• _INSTRUCTIONS TO FOLLOW_
Restate the data below word for word. Skip any images it contains.

[Begin]

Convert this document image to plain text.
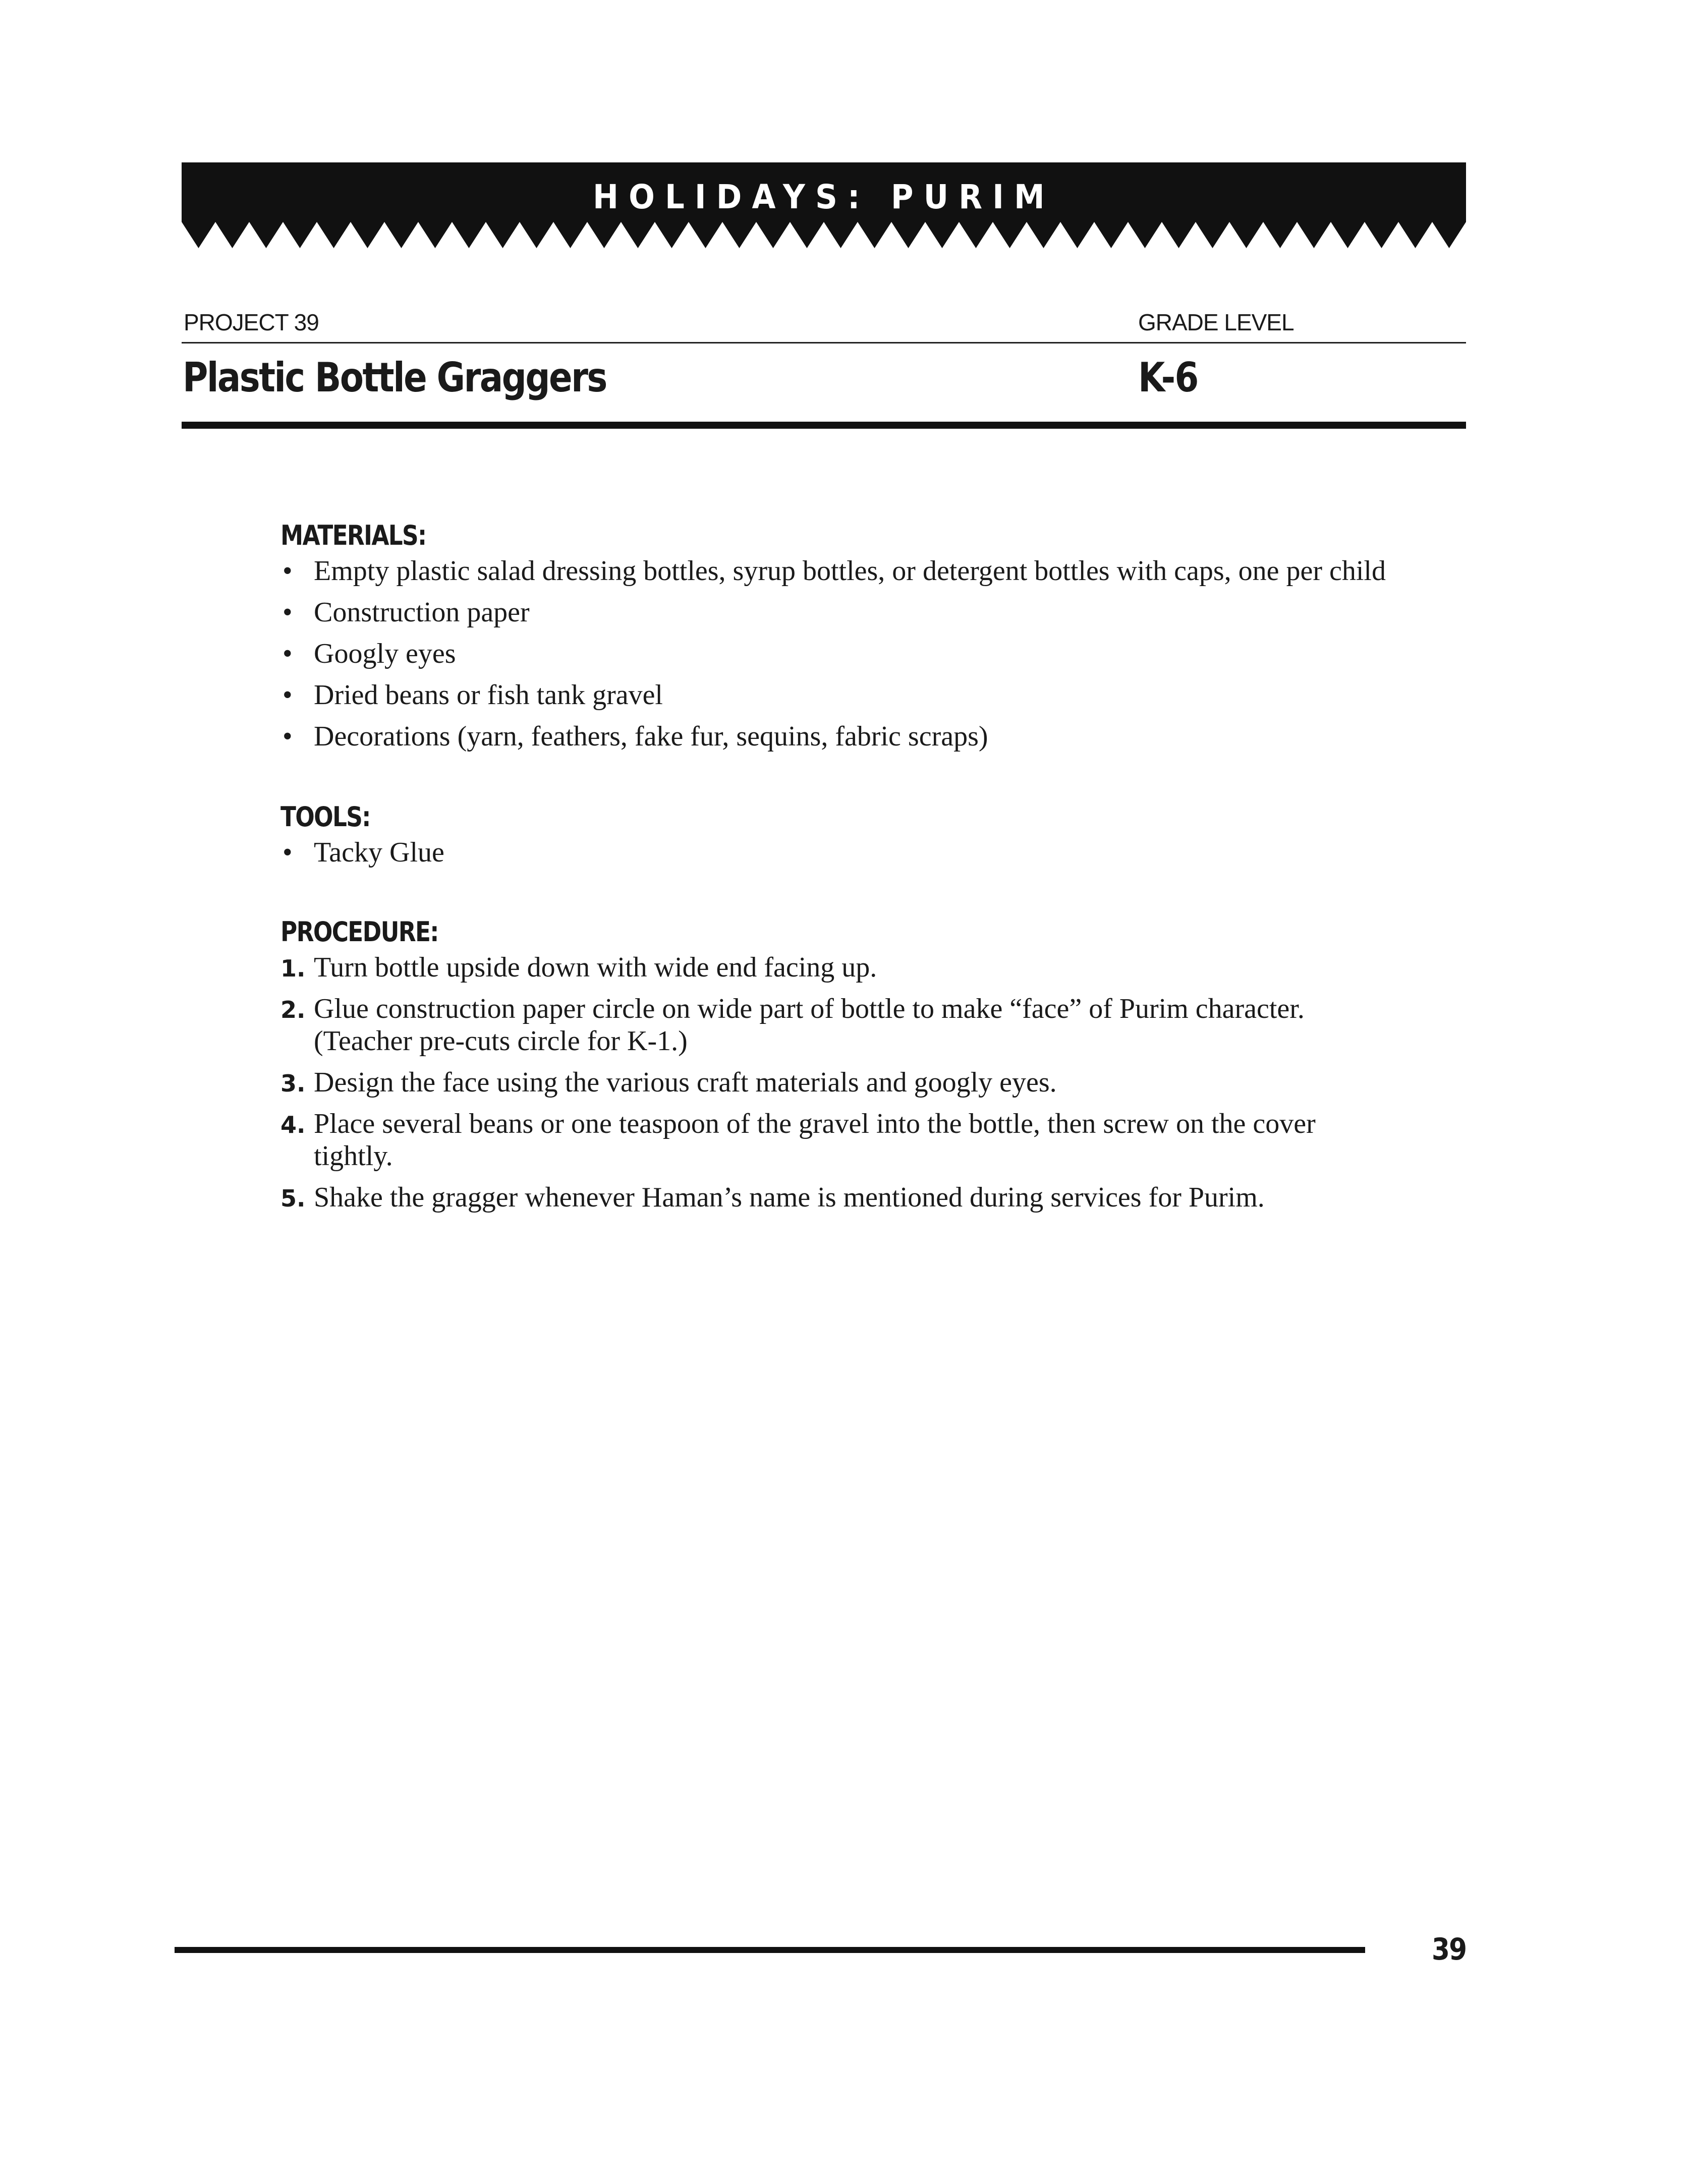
HOLIDAYS: PURIM
PROJECT 39	GRADE LEVEL
Plastic Bottle Graggers	K-6
MATERIALS:
• Empty plastic salad dressing bottles, syrup bottles, or detergent bottles with caps, one per child
• Construction paper
• Googly eyes
• Dried beans or fish tank gravel
• Decorations (yarn, feathers, fake fur, sequins, fabric scraps)
TOOLS:
• Tacky Glue
PROCEDURE:
1. Turn bottle upside down with wide end facing up.
2. Glue construction paper circle on wide part of bottle to make “face” of Purim character. (Teacher pre-cuts circle for K-1.)
3. Design the face using the various craft materials and googly eyes.
4. Place several beans or one teaspoon of the gravel into the bottle, then screw on the cover tightly.
5. Shake the gragger whenever Haman’s name is mentioned during services for Purim.
39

[End]

• _REPLY_
Convert this document image to plain text.
HOLIDAYS: PURIM
PROJECT 39	GRADE LEVEL
Plastic Bottle Graggers	K-6
MATERIALS:
• Empty plastic salad dressing bottles, syrup bottles, or detergent bottles with caps, one per child
• Construction paper
• Googly eyes
• Dried beans or fish tank gravel
• Decorations (yarn, feathers, fake fur, sequins, fabric scraps)
TOOLS:
• Tacky Glue
PROCEDURE:
1. Turn bottle upside down with wide end facing up.
2. Glue construction paper circle on wide part of bottle to make “face” of Purim character. (Teacher pre-cuts circle for K-1.)
3. Design the face using the various craft materials and googly eyes.
4. Place several beans or one teaspoon of the gravel into the bottle, then screw on the cover tightly.
5. Shake the gragger whenever Haman’s name is mentioned during services for Purim.
39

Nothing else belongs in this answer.